What is asked = Repeat each entry word for word. Leave any images out of the copy.

Records excerpted from a collection:
** start **

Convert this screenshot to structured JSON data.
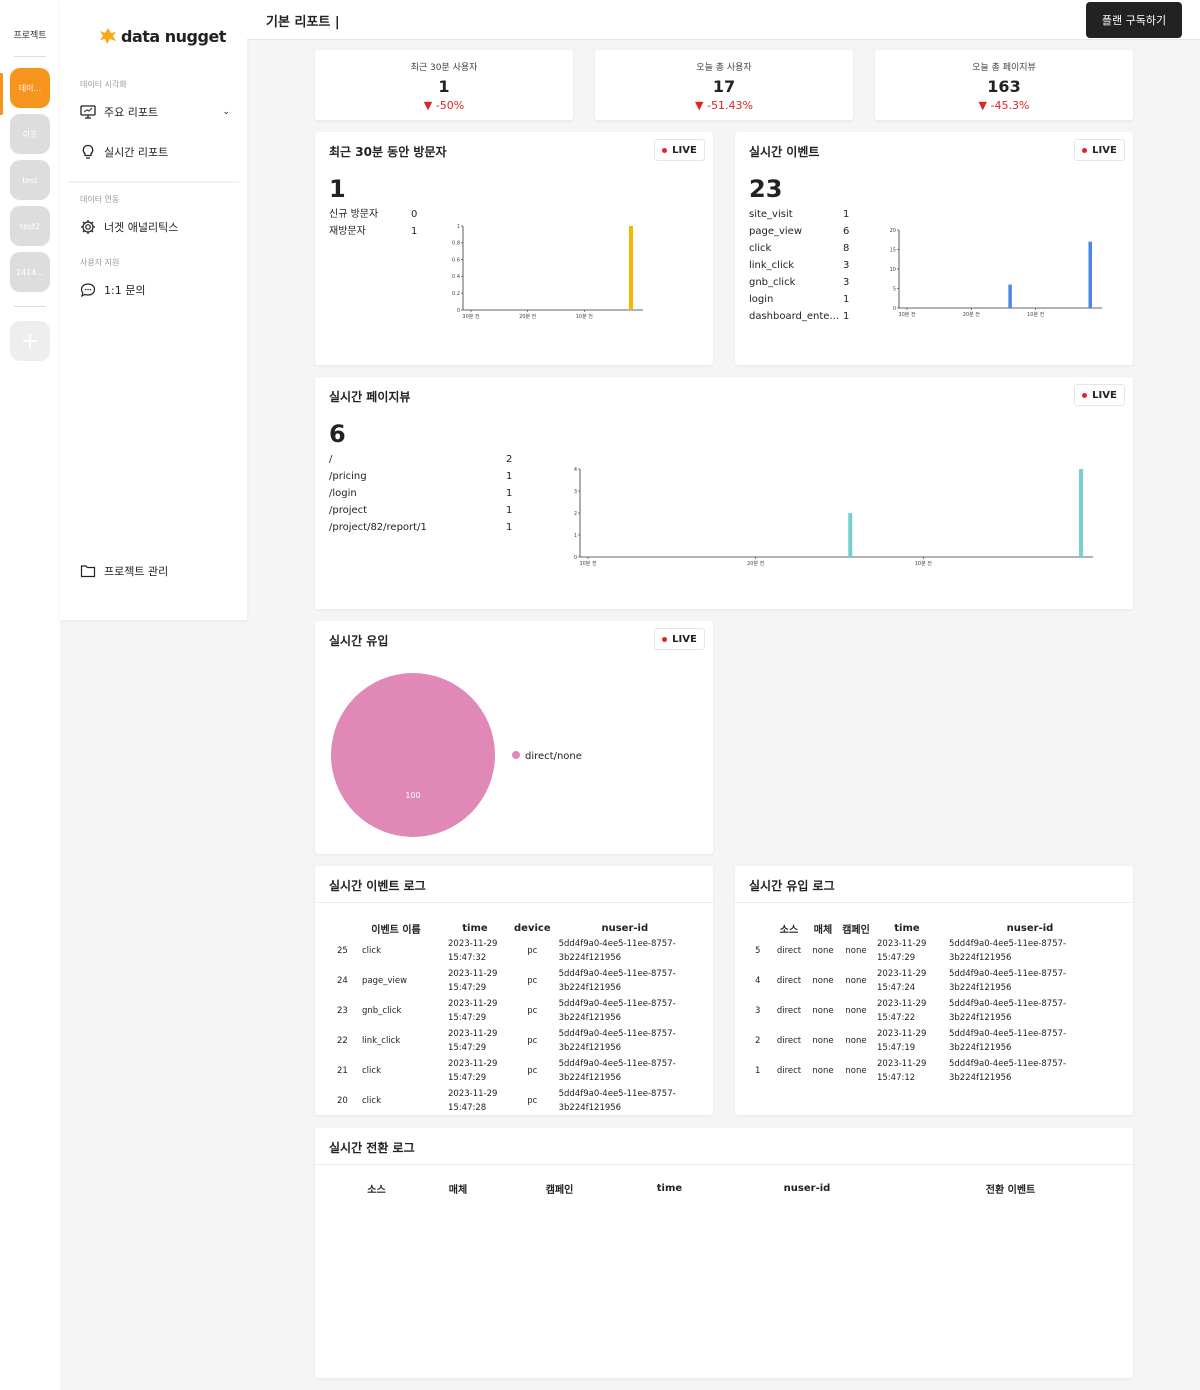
{
  "rail": {
    "title": "프로젝트",
    "projects": [
      "데이...",
      "이웃",
      "test",
      "test2",
      "1414..."
    ],
    "add": "+"
  },
  "sidebar": {
    "logo": "data nugget",
    "sections": {
      "viz": "데이터 시각화",
      "integration": "데이터 연동",
      "support": "사용자 지원"
    },
    "items": {
      "main_report": "주요 리포트",
      "realtime_report": "실시간 리포트",
      "analytics": "너겟 애널리틱스",
      "inquiry": "1:1 문의",
      "project_manage": "프로젝트 관리"
    }
  },
  "header": {
    "title": "기본 리포트",
    "plan_button": "플랜 구독하기"
  },
  "stats": [
    {
      "label": "최근 30분 사용자",
      "value": "1",
      "change": "-50%"
    },
    {
      "label": "오늘 총 사용자",
      "value": "17",
      "change": "-51.43%"
    },
    {
      "label": "오늘 총 페이지뷰",
      "value": "163",
      "change": "-45.3%"
    }
  ],
  "live_label": "LIVE",
  "visitors": {
    "title": "최근 30분 동안 방문자",
    "total": "1",
    "rows": [
      {
        "k": "신규 방문자",
        "v": "0"
      },
      {
        "k": "재방문자",
        "v": "1"
      }
    ]
  },
  "events": {
    "title": "실시간 이벤트",
    "total": "23",
    "rows": [
      {
        "k": "site_visit",
        "v": "1"
      },
      {
        "k": "page_view",
        "v": "6"
      },
      {
        "k": "click",
        "v": "8"
      },
      {
        "k": "link_click",
        "v": "3"
      },
      {
        "k": "gnb_click",
        "v": "3"
      },
      {
        "k": "login",
        "v": "1"
      },
      {
        "k": "dashboard_ente...",
        "v": "1"
      }
    ]
  },
  "pageviews": {
    "title": "실시간 페이지뷰",
    "total": "6",
    "rows": [
      {
        "k": "/",
        "v": "2"
      },
      {
        "k": "/pricing",
        "v": "1"
      },
      {
        "k": "/login",
        "v": "1"
      },
      {
        "k": "/project",
        "v": "1"
      },
      {
        "k": "/project/82/report/1",
        "v": "1"
      }
    ]
  },
  "inflow": {
    "title": "실시간 유입",
    "legend": "direct/none",
    "slice_label": "100"
  },
  "chart_data": [
    {
      "type": "bar",
      "x": [
        0,
        30
      ],
      "x_domain": [
        0,
        30
      ],
      "values": [
        0,
        1
      ],
      "xticks": [
        "30분 전",
        "20분 전",
        "10분 전"
      ],
      "yticks": [
        "0",
        "0.2",
        "0.4",
        "0.6",
        "0.8",
        "1"
      ],
      "ylim": [
        0,
        1
      ],
      "color": "#f5b800"
    },
    {
      "type": "bar",
      "x": [
        17,
        30
      ],
      "x_domain": [
        0,
        30
      ],
      "values": [
        6,
        17
      ],
      "xticks": [
        "30분 전",
        "20분 전",
        "10분 전"
      ],
      "yticks": [
        "0",
        "5",
        "10",
        "15",
        "20"
      ],
      "ylim": [
        0,
        20
      ],
      "color": "#4a86e8"
    },
    {
      "type": "bar",
      "x": [
        16,
        30
      ],
      "x_domain": [
        0,
        30
      ],
      "values": [
        2,
        4
      ],
      "xticks": [
        "30분 전",
        "20분 전",
        "10분 전"
      ],
      "yticks": [
        "0",
        "1",
        "2",
        "3",
        "4"
      ],
      "ylim": [
        0,
        4
      ],
      "color": "#76cfcf"
    },
    {
      "type": "pie",
      "categories": [
        "direct/none"
      ],
      "values": [
        100
      ],
      "color": "#e088b6"
    }
  ],
  "event_log": {
    "title": "실시간 이벤트 로그",
    "columns": [
      "이벤트 이름",
      "time",
      "device",
      "nuser-id"
    ],
    "rows": [
      {
        "n": "25",
        "name": "click",
        "time": "2023-11-29 15:47:32",
        "device": "pc",
        "uid": "5dd4f9a0-4ee5-11ee-8757-3b224f121956"
      },
      {
        "n": "24",
        "name": "page_view",
        "time": "2023-11-29 15:47:29",
        "device": "pc",
        "uid": "5dd4f9a0-4ee5-11ee-8757-3b224f121956"
      },
      {
        "n": "23",
        "name": "gnb_click",
        "time": "2023-11-29 15:47:29",
        "device": "pc",
        "uid": "5dd4f9a0-4ee5-11ee-8757-3b224f121956"
      },
      {
        "n": "22",
        "name": "link_click",
        "time": "2023-11-29 15:47:29",
        "device": "pc",
        "uid": "5dd4f9a0-4ee5-11ee-8757-3b224f121956"
      },
      {
        "n": "21",
        "name": "click",
        "time": "2023-11-29 15:47:29",
        "device": "pc",
        "uid": "5dd4f9a0-4ee5-11ee-8757-3b224f121956"
      },
      {
        "n": "20",
        "name": "click",
        "time": "2023-11-29 15:47:28",
        "device": "pc",
        "uid": "5dd4f9a0-4ee5-11ee-8757-3b224f121956"
      }
    ]
  },
  "inflow_log": {
    "title": "실시간 유입 로그",
    "columns": [
      "소스",
      "매체",
      "캠페인",
      "time",
      "nuser-id"
    ],
    "rows": [
      {
        "n": "5",
        "src": "direct",
        "med": "none",
        "camp": "none",
        "time": "2023-11-29 15:47:29",
        "uid": "5dd4f9a0-4ee5-11ee-8757-3b224f121956"
      },
      {
        "n": "4",
        "src": "direct",
        "med": "none",
        "camp": "none",
        "time": "2023-11-29 15:47:24",
        "uid": "5dd4f9a0-4ee5-11ee-8757-3b224f121956"
      },
      {
        "n": "3",
        "src": "direct",
        "med": "none",
        "camp": "none",
        "time": "2023-11-29 15:47:22",
        "uid": "5dd4f9a0-4ee5-11ee-8757-3b224f121956"
      },
      {
        "n": "2",
        "src": "direct",
        "med": "none",
        "camp": "none",
        "time": "2023-11-29 15:47:19",
        "uid": "5dd4f9a0-4ee5-11ee-8757-3b224f121956"
      },
      {
        "n": "1",
        "src": "direct",
        "med": "none",
        "camp": "none",
        "time": "2023-11-29 15:47:12",
        "uid": "5dd4f9a0-4ee5-11ee-8757-3b224f121956"
      }
    ]
  },
  "conversion_log": {
    "title": "실시간 전환 로그",
    "columns": [
      "소스",
      "매체",
      "캠페인",
      "time",
      "nuser-id",
      "전환 이벤트"
    ]
  }
}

** end **

Result of this exercise =
Convert this screenshot to structured JSON data.
{
  "rail": {
    "title": "프로젝트",
    "projects": [
      "데이...",
      "이웃",
      "test",
      "test2",
      "1414..."
    ],
    "add": "+"
  },
  "sidebar": {
    "logo": "data nugget",
    "sections": {
      "viz": "데이터 시각화",
      "integration": "데이터 연동",
      "support": "사용자 지원"
    },
    "items": {
      "main_report": "주요 리포트",
      "realtime_report": "실시간 리포트",
      "analytics": "너겟 애널리틱스",
      "inquiry": "1:1 문의",
      "project_manage": "프로젝트 관리"
    }
  },
  "header": {
    "title": "기본 리포트",
    "plan_button": "플랜 구독하기"
  },
  "stats": [
    {
      "label": "최근 30분 사용자",
      "value": "1",
      "change": "-50%"
    },
    {
      "label": "오늘 총 사용자",
      "value": "17",
      "change": "-51.43%"
    },
    {
      "label": "오늘 총 페이지뷰",
      "value": "163",
      "change": "-45.3%"
    }
  ],
  "live_label": "LIVE",
  "visitors": {
    "title": "최근 30분 동안 방문자",
    "total": "1",
    "rows": [
      {
        "k": "신규 방문자",
        "v": "0"
      },
      {
        "k": "재방문자",
        "v": "1"
      }
    ]
  },
  "events": {
    "title": "실시간 이벤트",
    "total": "23",
    "rows": [
      {
        "k": "site_visit",
        "v": "1"
      },
      {
        "k": "page_view",
        "v": "6"
      },
      {
        "k": "click",
        "v": "8"
      },
      {
        "k": "link_click",
        "v": "3"
      },
      {
        "k": "gnb_click",
        "v": "3"
      },
      {
        "k": "login",
        "v": "1"
      },
      {
        "k": "dashboard_ente...",
        "v": "1"
      }
    ]
  },
  "pageviews": {
    "title": "실시간 페이지뷰",
    "total": "6",
    "rows": [
      {
        "k": "/",
        "v": "2"
      },
      {
        "k": "/pricing",
        "v": "1"
      },
      {
        "k": "/login",
        "v": "1"
      },
      {
        "k": "/project",
        "v": "1"
      },
      {
        "k": "/project/82/report/1",
        "v": "1"
      }
    ]
  },
  "inflow": {
    "title": "실시간 유입",
    "legend": "direct/none",
    "slice_label": "100"
  },
  "chart_data": [
    {
      "type": "bar",
      "x": [
        0,
        30
      ],
      "x_domain": [
        0,
        30
      ],
      "values": [
        0,
        1
      ],
      "xticks": [
        "30분 전",
        "20분 전",
        "10분 전"
      ],
      "yticks": [
        "0",
        "0.2",
        "0.4",
        "0.6",
        "0.8",
        "1"
      ],
      "ylim": [
        0,
        1
      ],
      "color": "#f5b800"
    },
    {
      "type": "bar",
      "x": [
        17,
        30
      ],
      "x_domain": [
        0,
        30
      ],
      "values": [
        6,
        17
      ],
      "xticks": [
        "30분 전",
        "20분 전",
        "10분 전"
      ],
      "yticks": [
        "0",
        "5",
        "10",
        "15",
        "20"
      ],
      "ylim": [
        0,
        20
      ],
      "color": "#4a86e8"
    },
    {
      "type": "bar",
      "x": [
        16,
        30
      ],
      "x_domain": [
        0,
        30
      ],
      "values": [
        2,
        4
      ],
      "xticks": [
        "30분 전",
        "20분 전",
        "10분 전"
      ],
      "yticks": [
        "0",
        "1",
        "2",
        "3",
        "4"
      ],
      "ylim": [
        0,
        4
      ],
      "color": "#76cfcf"
    },
    {
      "type": "pie",
      "categories": [
        "direct/none"
      ],
      "values": [
        100
      ],
      "color": "#e088b6"
    }
  ],
  "event_log": {
    "title": "실시간 이벤트 로그",
    "columns": [
      "이벤트 이름",
      "time",
      "device",
      "nuser-id"
    ],
    "rows": [
      {
        "n": "25",
        "name": "click",
        "time": "2023-11-29 15:47:32",
        "device": "pc",
        "uid": "5dd4f9a0-4ee5-11ee-8757-3b224f121956"
      },
      {
        "n": "24",
        "name": "page_view",
        "time": "2023-11-29 15:47:29",
        "device": "pc",
        "uid": "5dd4f9a0-4ee5-11ee-8757-3b224f121956"
      },
      {
        "n": "23",
        "name": "gnb_click",
        "time": "2023-11-29 15:47:29",
        "device": "pc",
        "uid": "5dd4f9a0-4ee5-11ee-8757-3b224f121956"
      },
      {
        "n": "22",
        "name": "link_click",
        "time": "2023-11-29 15:47:29",
        "device": "pc",
        "uid": "5dd4f9a0-4ee5-11ee-8757-3b224f121956"
      },
      {
        "n": "21",
        "name": "click",
        "time": "2023-11-29 15:47:29",
        "device": "pc",
        "uid": "5dd4f9a0-4ee5-11ee-8757-3b224f121956"
      },
      {
        "n": "20",
        "name": "click",
        "time": "2023-11-29 15:47:28",
        "device": "pc",
        "uid": "5dd4f9a0-4ee5-11ee-8757-3b224f121956"
      }
    ]
  },
  "inflow_log": {
    "title": "실시간 유입 로그",
    "columns": [
      "소스",
      "매체",
      "캠페인",
      "time",
      "nuser-id"
    ],
    "rows": [
      {
        "n": "5",
        "src": "direct",
        "med": "none",
        "camp": "none",
        "time": "2023-11-29 15:47:29",
        "uid": "5dd4f9a0-4ee5-11ee-8757-3b224f121956"
      },
      {
        "n": "4",
        "src": "direct",
        "med": "none",
        "camp": "none",
        "time": "2023-11-29 15:47:24",
        "uid": "5dd4f9a0-4ee5-11ee-8757-3b224f121956"
      },
      {
        "n": "3",
        "src": "direct",
        "med": "none",
        "camp": "none",
        "time": "2023-11-29 15:47:22",
        "uid": "5dd4f9a0-4ee5-11ee-8757-3b224f121956"
      },
      {
        "n": "2",
        "src": "direct",
        "med": "none",
        "camp": "none",
        "time": "2023-11-29 15:47:19",
        "uid": "5dd4f9a0-4ee5-11ee-8757-3b224f121956"
      },
      {
        "n": "1",
        "src": "direct",
        "med": "none",
        "camp": "none",
        "time": "2023-11-29 15:47:12",
        "uid": "5dd4f9a0-4ee5-11ee-8757-3b224f121956"
      }
    ]
  },
  "conversion_log": {
    "title": "실시간 전환 로그",
    "columns": [
      "소스",
      "매체",
      "캠페인",
      "time",
      "nuser-id",
      "전환 이벤트"
    ]
  }
}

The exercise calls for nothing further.